◆ TASK STATEMENT
Reproduce every entry exactly, without alteration.

◆ RECORDS FOR THIS EXERCISE
----------------------------------------
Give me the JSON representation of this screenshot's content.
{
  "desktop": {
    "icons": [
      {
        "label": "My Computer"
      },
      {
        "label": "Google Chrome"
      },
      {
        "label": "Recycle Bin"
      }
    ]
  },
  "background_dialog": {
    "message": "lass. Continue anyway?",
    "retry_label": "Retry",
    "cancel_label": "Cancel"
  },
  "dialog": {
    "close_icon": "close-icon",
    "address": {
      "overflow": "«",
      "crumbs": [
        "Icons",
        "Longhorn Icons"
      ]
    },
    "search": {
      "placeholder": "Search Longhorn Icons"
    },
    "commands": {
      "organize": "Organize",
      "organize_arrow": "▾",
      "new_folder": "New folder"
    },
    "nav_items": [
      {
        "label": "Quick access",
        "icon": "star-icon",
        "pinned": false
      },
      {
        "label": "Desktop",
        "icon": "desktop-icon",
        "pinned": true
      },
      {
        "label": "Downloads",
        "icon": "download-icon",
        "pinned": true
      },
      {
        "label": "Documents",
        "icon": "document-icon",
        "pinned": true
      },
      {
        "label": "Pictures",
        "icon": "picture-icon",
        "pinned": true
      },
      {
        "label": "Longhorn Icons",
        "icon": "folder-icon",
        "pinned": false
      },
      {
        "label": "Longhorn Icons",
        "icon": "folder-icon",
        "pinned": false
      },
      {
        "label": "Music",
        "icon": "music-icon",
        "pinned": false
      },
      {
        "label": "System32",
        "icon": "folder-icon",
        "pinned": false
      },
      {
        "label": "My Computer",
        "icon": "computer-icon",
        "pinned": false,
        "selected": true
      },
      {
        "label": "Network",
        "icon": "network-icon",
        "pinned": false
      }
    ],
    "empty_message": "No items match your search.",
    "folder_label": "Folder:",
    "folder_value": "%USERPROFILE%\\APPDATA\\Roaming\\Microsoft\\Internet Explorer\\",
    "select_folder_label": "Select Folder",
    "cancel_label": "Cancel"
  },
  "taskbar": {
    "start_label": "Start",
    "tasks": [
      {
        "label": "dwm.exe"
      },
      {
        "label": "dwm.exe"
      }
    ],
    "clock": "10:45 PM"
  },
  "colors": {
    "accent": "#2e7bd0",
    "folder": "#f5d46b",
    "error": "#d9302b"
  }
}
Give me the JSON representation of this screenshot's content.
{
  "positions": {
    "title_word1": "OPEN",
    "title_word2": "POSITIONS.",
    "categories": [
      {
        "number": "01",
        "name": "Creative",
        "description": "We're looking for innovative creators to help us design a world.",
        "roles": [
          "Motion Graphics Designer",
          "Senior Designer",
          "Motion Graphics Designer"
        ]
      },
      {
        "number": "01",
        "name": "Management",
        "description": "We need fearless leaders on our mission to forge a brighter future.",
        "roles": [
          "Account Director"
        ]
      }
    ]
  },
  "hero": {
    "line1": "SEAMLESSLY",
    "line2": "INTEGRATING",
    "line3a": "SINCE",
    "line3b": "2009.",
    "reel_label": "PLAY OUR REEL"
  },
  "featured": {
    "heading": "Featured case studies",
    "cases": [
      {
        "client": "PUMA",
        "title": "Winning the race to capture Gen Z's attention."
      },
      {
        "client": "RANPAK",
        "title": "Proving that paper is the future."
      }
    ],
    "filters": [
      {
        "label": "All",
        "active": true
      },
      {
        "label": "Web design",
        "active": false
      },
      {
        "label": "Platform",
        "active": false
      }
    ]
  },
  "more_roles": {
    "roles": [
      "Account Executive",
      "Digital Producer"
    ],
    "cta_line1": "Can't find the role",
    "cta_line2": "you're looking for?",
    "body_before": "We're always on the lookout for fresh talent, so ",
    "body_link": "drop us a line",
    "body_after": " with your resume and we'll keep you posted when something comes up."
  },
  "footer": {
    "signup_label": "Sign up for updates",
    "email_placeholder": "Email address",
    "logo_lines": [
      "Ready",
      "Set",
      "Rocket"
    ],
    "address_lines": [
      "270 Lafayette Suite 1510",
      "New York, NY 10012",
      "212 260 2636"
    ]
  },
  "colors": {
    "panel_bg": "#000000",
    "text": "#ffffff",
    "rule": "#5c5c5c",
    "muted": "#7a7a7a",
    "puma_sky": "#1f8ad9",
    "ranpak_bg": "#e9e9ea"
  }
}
----------------------------------------
◆ TASK SOLUTION
Give me the JSON representation of this screenshot's content.
{
  "desktop": {
    "icons": [
      {
        "label": "My Computer"
      },
      {
        "label": "Google Chrome"
      },
      {
        "label": "Recycle Bin"
      }
    ]
  },
  "background_dialog": {
    "message": "lass. Continue anyway?",
    "retry_label": "Retry",
    "cancel_label": "Cancel"
  },
  "dialog": {
    "close_icon": "close-icon",
    "address": {
      "overflow": "«",
      "crumbs": [
        "Icons",
        "Longhorn Icons"
      ]
    },
    "search": {
      "placeholder": "Search Longhorn Icons"
    },
    "commands": {
      "organize": "Organize",
      "organize_arrow": "▾",
      "new_folder": "New folder"
    },
    "nav_items": [
      {
        "label": "Quick access",
        "icon": "star-icon",
        "pinned": false
      },
      {
        "label": "Desktop",
        "icon": "desktop-icon",
        "pinned": true
      },
      {
        "label": "Downloads",
        "icon": "download-icon",
        "pinned": true
      },
      {
        "label": "Documents",
        "icon": "document-icon",
        "pinned": true
      },
      {
        "label": "Pictures",
        "icon": "picture-icon",
        "pinned": true
      },
      {
        "label": "Longhorn Icons",
        "icon": "folder-icon",
        "pinned": false
      },
      {
        "label": "Longhorn Icons",
        "icon": "folder-icon",
        "pinned": false
      },
      {
        "label": "Music",
        "icon": "music-icon",
        "pinned": false
      },
      {
        "label": "System32",
        "icon": "folder-icon",
        "pinned": false
      },
      {
        "label": "My Computer",
        "icon": "computer-icon",
        "pinned": false,
        "selected": true
      },
      {
        "label": "Network",
        "icon": "network-icon",
        "pinned": false
      }
    ],
    "empty_message": "No items match your search.",
    "folder_label": "Folder:",
    "folder_value": "%USERPROFILE%\\APPDATA\\Roaming\\Microsoft\\Internet Explorer\\",
    "select_folder_label": "Select Folder",
    "cancel_label": "Cancel"
  },
  "taskbar": {
    "start_label": "Start",
    "tasks": [
      {
        "label": "dwm.exe"
      },
      {
        "label": "dwm.exe"
      }
    ],
    "clock": "10:45 PM"
  },
  "colors": {
    "accent": "#2e7bd0",
    "folder": "#f5d46b",
    "error": "#d9302b"
  }
}
Give me the JSON representation of this screenshot's content.
{
  "positions": {
    "title_word1": "OPEN",
    "title_word2": "POSITIONS.",
    "categories": [
      {
        "number": "01",
        "name": "Creative",
        "description": "We're looking for innovative creators to help us design a world.",
        "roles": [
          "Motion Graphics Designer",
          "Senior Designer",
          "Motion Graphics Designer"
        ]
      },
      {
        "number": "01",
        "name": "Management",
        "description": "We need fearless leaders on our mission to forge a brighter future.",
        "roles": [
          "Account Director"
        ]
      }
    ]
  },
  "hero": {
    "line1": "SEAMLESSLY",
    "line2": "INTEGRATING",
    "line3a": "SINCE",
    "line3b": "2009.",
    "reel_label": "PLAY OUR REEL"
  },
  "featured": {
    "heading": "Featured case studies",
    "cases": [
      {
        "client": "PUMA",
        "title": "Winning the race to capture Gen Z's attention."
      },
      {
        "client": "RANPAK",
        "title": "Proving that paper is the future."
      }
    ],
    "filters": [
      {
        "label": "All",
        "active": true
      },
      {
        "label": "Web design",
        "active": false
      },
      {
        "label": "Platform",
        "active": false
      }
    ]
  },
  "more_roles": {
    "roles": [
      "Account Executive",
      "Digital Producer"
    ],
    "cta_line1": "Can't find the role",
    "cta_line2": "you're looking for?",
    "body_before": "We're always on the lookout for fresh talent, so ",
    "body_link": "drop us a line",
    "body_after": " with your resume and we'll keep you posted when something comes up."
  },
  "footer": {
    "signup_label": "Sign up for updates",
    "email_placeholder": "Email address",
    "logo_lines": [
      "Ready",
      "Set",
      "Rocket"
    ],
    "address_lines": [
      "270 Lafayette Suite 1510",
      "New York, NY 10012",
      "212 260 2636"
    ]
  },
  "colors": {
    "panel_bg": "#000000",
    "text": "#ffffff",
    "rule": "#5c5c5c",
    "muted": "#7a7a7a",
    "puma_sky": "#1f8ad9",
    "ranpak_bg": "#e9e9ea"
  }
}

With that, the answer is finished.